◆ **Exercise passage**
In contrast, the bone platform demonstrated true positive detection across all regions. The system achieved its highest sensitivity in the lumbar vertebrae (1.000; 95% CI: 0.772–1.000), followed by the ribs/clavicles/scapulae (0.923; 95% CI: 0.667–0.986) and thoracic vertebrae/sternum (0.909; 95% CI: 0.722–0.975). Corresponding PPVs for these high-performing regions were 0.722, 0.706, and 0.909, respectively. The humeri and pelvis also showed respectable sensitivities of 0.857 and 0.727. Conversely, other regions exhibited moderate to low sensitivities, ranging from 0.231 in the cervical vertebrae to 0.500 in the femora. The average accuracy, PPV, and sensitivity across all evaluated regions for the platform were 0.876, 0.803, and 0.650, respectively.

Paired comparison using McNemar's test

The statistical comparisons of diagnostic performance between the two systems are summarized in Table 5. For overall per-examination metastasis detection, ChatGPT-4o and the BS platform showed similar diagnostic performance.

Table 5.

McNemar test performance of bone scan-positive metastatic regions.

Location	a	b	c	d	(b + c)	χ² statistic	p-value
Skull	41	0	3	8	3	0.0000	0.2500
Cervical vertebrae	37	1	4	10	5	1.0000	0.3750
Thoracic vertebrae/sternum	33	2	15	2	17	2.0000	0.0023
Ribs/clavicles/scapulae	36	5	10	1	15	5.0000	0.3018
Humeri	42	3	6	1	9	3.0000	0.5078
Lumbar vertebrae	34	5	13	0	18	5.0000	0.0963
Sacrum	32	5	10	5	15	5.0000	0.3018
Pelvis	40	2	8	2	10	2.0000	0.1094
Femora	41	1	5	5	6	1.0000	0.2188
Positive metastatic regions	13	5	63	33	68	47.7794	0.0000

a: both correct (ChatGPT-4o and BS platform agree with the reference standard); b: ChatGPT-4o correct, BS platform incorrect; c: ChatGPT-4o incorrect, BS platform correct; d: both incorrect (neither agrees with the reference standard). McNemar's test p values are calculated from the discordant pairs (b and c). ChatGPT: chat generative pre-trained transformer; BS: bone scintigraphy.

◆ **Data extracts**
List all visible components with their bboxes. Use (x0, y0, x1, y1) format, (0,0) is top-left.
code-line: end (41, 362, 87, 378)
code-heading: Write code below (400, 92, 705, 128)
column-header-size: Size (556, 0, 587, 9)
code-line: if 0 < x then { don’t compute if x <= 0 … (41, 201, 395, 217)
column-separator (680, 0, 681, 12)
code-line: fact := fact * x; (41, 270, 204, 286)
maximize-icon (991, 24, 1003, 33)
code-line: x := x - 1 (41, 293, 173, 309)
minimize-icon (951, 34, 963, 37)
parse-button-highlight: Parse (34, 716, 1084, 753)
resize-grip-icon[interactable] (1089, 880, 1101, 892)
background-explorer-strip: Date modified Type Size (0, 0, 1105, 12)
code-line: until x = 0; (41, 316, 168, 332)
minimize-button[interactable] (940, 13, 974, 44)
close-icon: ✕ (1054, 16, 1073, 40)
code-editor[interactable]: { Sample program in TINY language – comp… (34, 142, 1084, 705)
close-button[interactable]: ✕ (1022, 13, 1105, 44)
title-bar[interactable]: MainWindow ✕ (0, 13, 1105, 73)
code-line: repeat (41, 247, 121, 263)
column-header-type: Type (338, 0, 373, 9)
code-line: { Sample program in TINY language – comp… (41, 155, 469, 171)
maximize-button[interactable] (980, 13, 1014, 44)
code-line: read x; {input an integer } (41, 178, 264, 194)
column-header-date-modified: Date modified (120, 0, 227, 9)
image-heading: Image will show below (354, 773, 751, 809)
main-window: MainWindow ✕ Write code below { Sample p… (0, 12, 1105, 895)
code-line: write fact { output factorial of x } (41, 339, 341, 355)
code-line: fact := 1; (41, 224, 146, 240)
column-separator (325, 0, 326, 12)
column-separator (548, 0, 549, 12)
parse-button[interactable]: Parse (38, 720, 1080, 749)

◆ **Instructions to follow**
Output the full passage on regional bone metastasis detection and the McNemar comparison verbatim, from start to end.

◆ **Response to the task**
In contrast, the bone platform demonstrated true positive detection across all regions. The system achieved its highest sensitivity in the lumbar vertebrae (1.000; 95% CI: 0.772–1.000), followed by the ribs/clavicles/scapulae (0.923; 95% CI: 0.667–0.986) and thoracic vertebrae/sternum (0.909; 95% CI: 0.722–0.975). Corresponding PPVs for these high-performing regions were 0.722, 0.706, and 0.909, respectively. The humeri and pelvis also showed respectable sensitivities of 0.857 and 0.727. Conversely, other regions exhibited moderate to low sensitivities, ranging from 0.231 in the cervical vertebrae to 0.500 in the femora. The average accuracy, PPV, and sensitivity across all evaluated regions for the platform were 0.876, 0.803, and 0.650, respectively.

Paired comparison using McNemar's test

The statistical comparisons of diagnostic performance between the two systems are summarized in Table 5. For overall per-examination metastasis detection, ChatGPT-4o and the BS platform showed similar diagnostic performance.

Table 5.

McNemar test performance of bone scan-positive metastatic regions.

Location	a	b	c	d	(b + c)	χ² statistic	p-value
Skull	41	0	3	8	3	0.0000	0.2500
Cervical vertebrae	37	1	4	10	5	1.0000	0.3750
Thoracic vertebrae/sternum	33	2	15	2	17	2.0000	0.0023
Ribs/clavicles/scapulae	36	5	10	1	15	5.0000	0.3018
Humeri	42	3	6	1	9	3.0000	0.5078
Lumbar vertebrae	34	5	13	0	18	5.0000	0.0963
Sacrum	32	5	10	5	15	5.0000	0.3018
Pelvis	40	2	8	2	10	2.0000	0.1094
Femora	41	1	5	5	6	1.0000	0.2188
Positive metastatic regions	13	5	63	33	68	47.7794	0.0000

a: both correct (ChatGPT-4o and BS platform agree with the reference standard); b: ChatGPT-4o correct, BS platform incorrect; c: ChatGPT-4o incorrect, BS platform correct; d: both incorrect (neither agrees with the reference standard). McNemar's test p values are calculated from the discordant pairs (b and c). ChatGPT: chat generative pre-trained transformer; BS: bone scintigraphy.